Excerpted records —
********

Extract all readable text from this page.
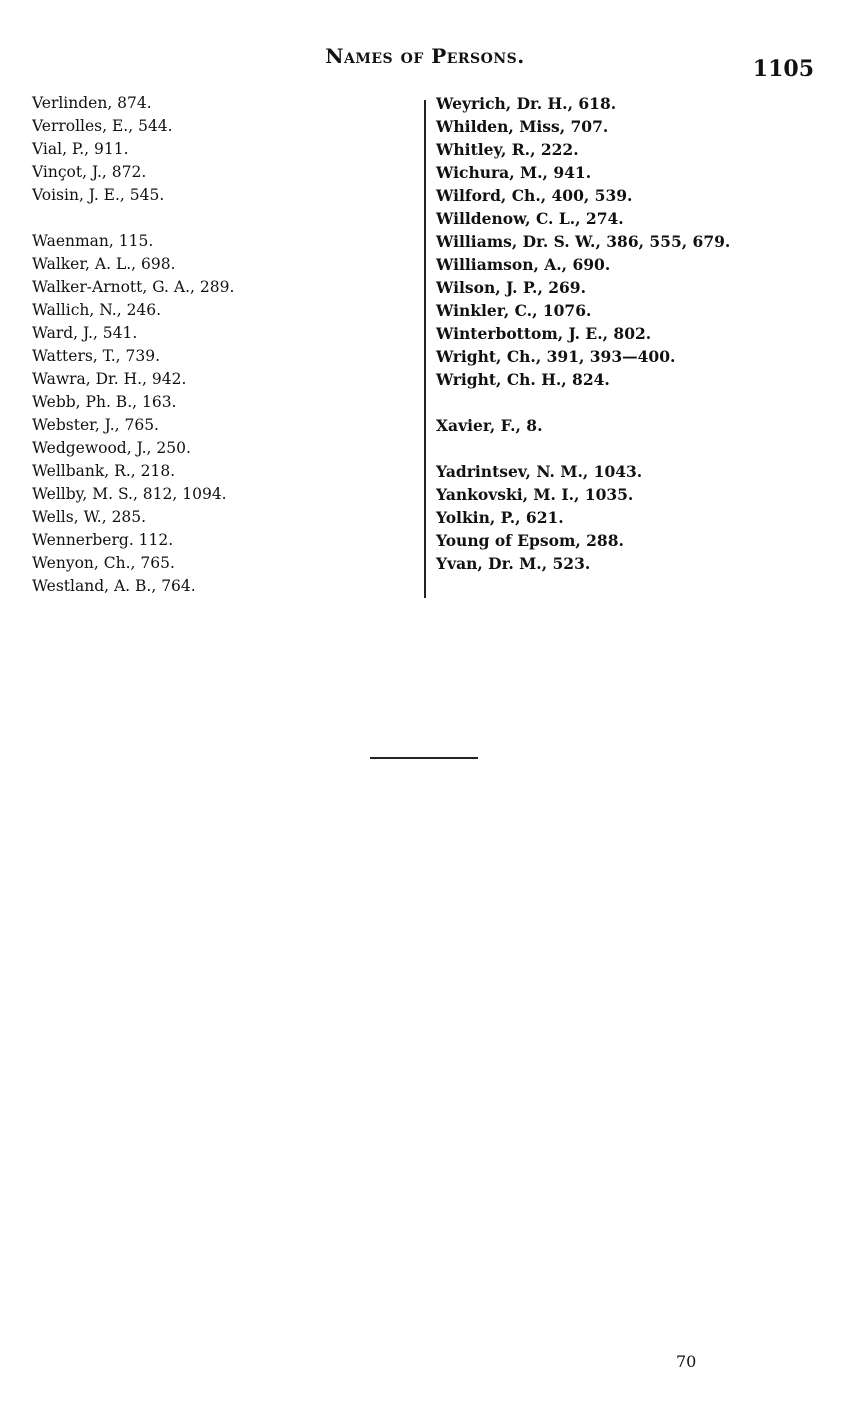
Names of Persons.	1105
Verlinden, 874.
Verrolles, E., 544.
Vial, P., 911.
Vinçot, J., 872.
Voisin, J. E., 545.
Waenman, 115.
Walker, A. L., 698.
Walker-Arnott, G. A., 289.
Wallich, N., 246.
Ward, J., 541.
Watters, T., 739.
Wawra, Dr. H., 942.
Webb, Ph. B., 163.
Webster, J., 765.
Wedgewood, J., 250.
Wellbank, R., 218.
Wellby, M. S., 812, 1094.
Wells, W., 285.
Wennerberg. 112.
Wenyon, Ch., 765.
Westland, A. B., 764.
Weyrich, Dr. H., 618.
Whilden, Miss, 707.
Whitley, R., 222.
Wichura, M., 941.
Wilford, Ch., 400, 539.
Willdenow, C. L., 274.
Williams, Dr. S. W., 386, 555, 679.
Williamson, A., 690.
Wilson, J. P., 269.
Winkler, C., 1076.
Winterbottom, J. E., 802.
Wright, Ch., 391, 393—400.
Wright, Ch. H., 824.
Xavier, F., 8.
Yadrintsev, N. M., 1043.
Yankovski, M. I., 1035.
Yolkin, P., 621.
Young of Epsom, 288.
Yvan, Dr. M., 523.
70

********

Problem statement — Quote the records in their entirety, keeping the wording exact and excluding pictures.

Completed exercise —
Extract all readable text from this page.
Names of Persons.	1105
Verlinden, 874.
Verrolles, E., 544.
Vial, P., 911.
Vinçot, J., 872.
Voisin, J. E., 545.
Waenman, 115.
Walker, A. L., 698.
Walker-Arnott, G. A., 289.
Wallich, N., 246.
Ward, J., 541.
Watters, T., 739.
Wawra, Dr. H., 942.
Webb, Ph. B., 163.
Webster, J., 765.
Wedgewood, J., 250.
Wellbank, R., 218.
Wellby, M. S., 812, 1094.
Wells, W., 285.
Wennerberg. 112.
Wenyon, Ch., 765.
Westland, A. B., 764.
Weyrich, Dr. H., 618.
Whilden, Miss, 707.
Whitley, R., 222.
Wichura, M., 941.
Wilford, Ch., 400, 539.
Willdenow, C. L., 274.
Williams, Dr. S. W., 386, 555, 679.
Williamson, A., 690.
Wilson, J. P., 269.
Winkler, C., 1076.
Winterbottom, J. E., 802.
Wright, Ch., 391, 393—400.
Wright, Ch. H., 824.
Xavier, F., 8.
Yadrintsev, N. M., 1043.
Yankovski, M. I., 1035.
Yolkin, P., 621.
Young of Epsom, 288.
Yvan, Dr. M., 523.
70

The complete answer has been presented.